» **Given request**
Transcribe everything in the data word for word. Pictures are left out.

────────

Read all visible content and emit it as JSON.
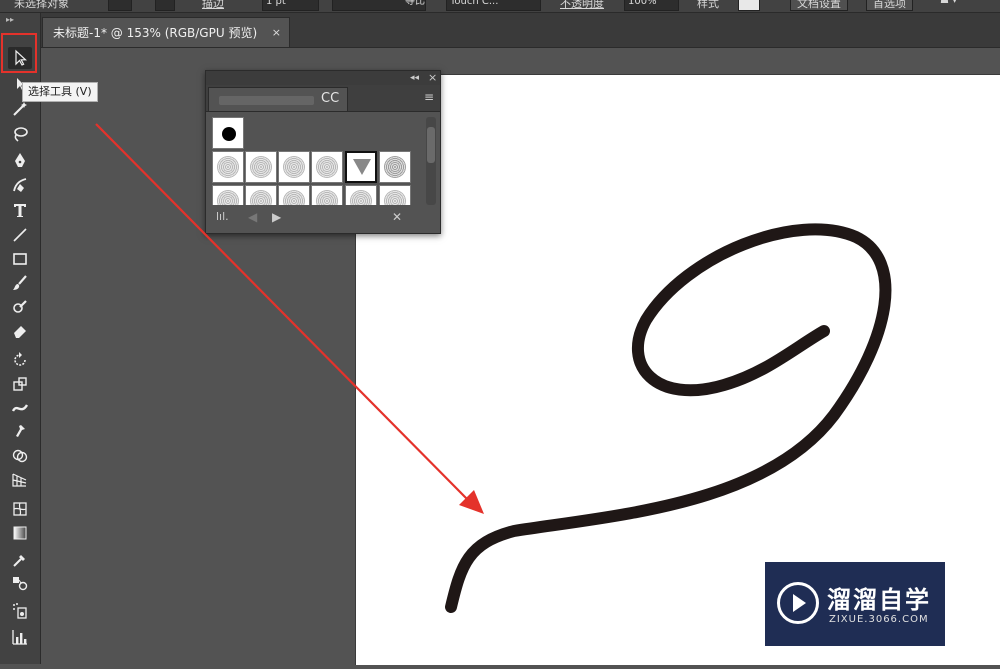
{
  "control_bar": {
    "items": [
      "未选择对象",
      "描边",
      "1 pt",
      "等比",
      "Touch C...",
      "不透明度",
      "100%",
      "样式",
      "文档设置",
      "首选项"
    ]
  },
  "document_tab": {
    "title": "未标题-1* @ 153% (RGB/GPU 预览)",
    "close_glyph": "×"
  },
  "toolbar": {
    "grip_glyph": "▸▸",
    "tools": [
      {
        "name": "tool-selection",
        "icon": "selection-arrow-icon"
      },
      {
        "name": "tool-direct-selection",
        "icon": "direct-selection-icon"
      },
      {
        "name": "tool-magic-wand",
        "icon": "magic-wand-icon"
      },
      {
        "name": "tool-lasso",
        "icon": "lasso-icon"
      },
      {
        "name": "tool-pen",
        "icon": "pen-icon"
      },
      {
        "name": "tool-curvature",
        "icon": "curvature-icon"
      },
      {
        "name": "tool-type",
        "icon": "type-icon"
      },
      {
        "name": "tool-line",
        "icon": "line-icon"
      },
      {
        "name": "tool-rectangle",
        "icon": "rectangle-icon"
      },
      {
        "name": "tool-paintbrush",
        "icon": "paintbrush-icon"
      },
      {
        "name": "tool-blob-brush",
        "icon": "blob-brush-icon"
      },
      {
        "name": "tool-eraser",
        "icon": "eraser-icon"
      },
      {
        "name": "tool-rotate",
        "icon": "rotate-icon"
      },
      {
        "name": "tool-scale",
        "icon": "scale-icon"
      },
      {
        "name": "tool-width",
        "icon": "width-icon"
      },
      {
        "name": "tool-puppet-warp",
        "icon": "puppet-warp-icon"
      },
      {
        "name": "tool-shape-builder",
        "icon": "shape-builder-icon"
      },
      {
        "name": "tool-perspective-grid",
        "icon": "perspective-grid-icon"
      },
      {
        "name": "tool-mesh",
        "icon": "mesh-icon"
      },
      {
        "name": "tool-gradient",
        "icon": "gradient-icon"
      },
      {
        "name": "tool-eyedropper",
        "icon": "eyedropper-icon"
      },
      {
        "name": "tool-blend",
        "icon": "blend-icon"
      },
      {
        "name": "tool-symbol-sprayer",
        "icon": "symbol-sprayer-icon"
      },
      {
        "name": "tool-column-graph",
        "icon": "column-graph-icon"
      }
    ]
  },
  "tooltip": {
    "text": "选择工具 (V)"
  },
  "brushes_panel": {
    "tab_label": "CC",
    "collapse_glyph": "◂◂",
    "close_glyph": "×",
    "menu_glyph": "≡",
    "footer_icons": [
      "brush-library-icon",
      "prev-arrow-icon",
      "next-arrow-icon",
      "remove-brush-icon"
    ],
    "library_glyph": "lıl.",
    "prev_glyph": "◀",
    "next_glyph": "▶",
    "remove_glyph": "✕"
  },
  "annotation": {
    "highlight_color": "#e4322b",
    "arrow_color": "#e4322b"
  },
  "artwork": {
    "stroke_color": "#1f1716"
  },
  "watermark": {
    "title": "溜溜自学",
    "subtitle": "ZIXUE.3066.COM",
    "bg_color": "#1f2d54"
  }
}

────────

» **Task result**
Read all visible content and emit it as JSON.
{
  "control_bar": {
    "items": [
      "未选择对象",
      "描边",
      "1 pt",
      "等比",
      "Touch C...",
      "不透明度",
      "100%",
      "样式",
      "文档设置",
      "首选项"
    ]
  },
  "document_tab": {
    "title": "未标题-1* @ 153% (RGB/GPU 预览)",
    "close_glyph": "×"
  },
  "toolbar": {
    "grip_glyph": "▸▸",
    "tools": [
      {
        "name": "tool-selection",
        "icon": "selection-arrow-icon"
      },
      {
        "name": "tool-direct-selection",
        "icon": "direct-selection-icon"
      },
      {
        "name": "tool-magic-wand",
        "icon": "magic-wand-icon"
      },
      {
        "name": "tool-lasso",
        "icon": "lasso-icon"
      },
      {
        "name": "tool-pen",
        "icon": "pen-icon"
      },
      {
        "name": "tool-curvature",
        "icon": "curvature-icon"
      },
      {
        "name": "tool-type",
        "icon": "type-icon"
      },
      {
        "name": "tool-line",
        "icon": "line-icon"
      },
      {
        "name": "tool-rectangle",
        "icon": "rectangle-icon"
      },
      {
        "name": "tool-paintbrush",
        "icon": "paintbrush-icon"
      },
      {
        "name": "tool-blob-brush",
        "icon": "blob-brush-icon"
      },
      {
        "name": "tool-eraser",
        "icon": "eraser-icon"
      },
      {
        "name": "tool-rotate",
        "icon": "rotate-icon"
      },
      {
        "name": "tool-scale",
        "icon": "scale-icon"
      },
      {
        "name": "tool-width",
        "icon": "width-icon"
      },
      {
        "name": "tool-puppet-warp",
        "icon": "puppet-warp-icon"
      },
      {
        "name": "tool-shape-builder",
        "icon": "shape-builder-icon"
      },
      {
        "name": "tool-perspective-grid",
        "icon": "perspective-grid-icon"
      },
      {
        "name": "tool-mesh",
        "icon": "mesh-icon"
      },
      {
        "name": "tool-gradient",
        "icon": "gradient-icon"
      },
      {
        "name": "tool-eyedropper",
        "icon": "eyedropper-icon"
      },
      {
        "name": "tool-blend",
        "icon": "blend-icon"
      },
      {
        "name": "tool-symbol-sprayer",
        "icon": "symbol-sprayer-icon"
      },
      {
        "name": "tool-column-graph",
        "icon": "column-graph-icon"
      }
    ]
  },
  "tooltip": {
    "text": "选择工具 (V)"
  },
  "brushes_panel": {
    "tab_label": "CC",
    "collapse_glyph": "◂◂",
    "close_glyph": "×",
    "menu_glyph": "≡",
    "footer_icons": [
      "brush-library-icon",
      "prev-arrow-icon",
      "next-arrow-icon",
      "remove-brush-icon"
    ],
    "library_glyph": "lıl.",
    "prev_glyph": "◀",
    "next_glyph": "▶",
    "remove_glyph": "✕"
  },
  "annotation": {
    "highlight_color": "#e4322b",
    "arrow_color": "#e4322b"
  },
  "artwork": {
    "stroke_color": "#1f1716"
  },
  "watermark": {
    "title": "溜溜自学",
    "subtitle": "ZIXUE.3066.COM",
    "bg_color": "#1f2d54"
  }
}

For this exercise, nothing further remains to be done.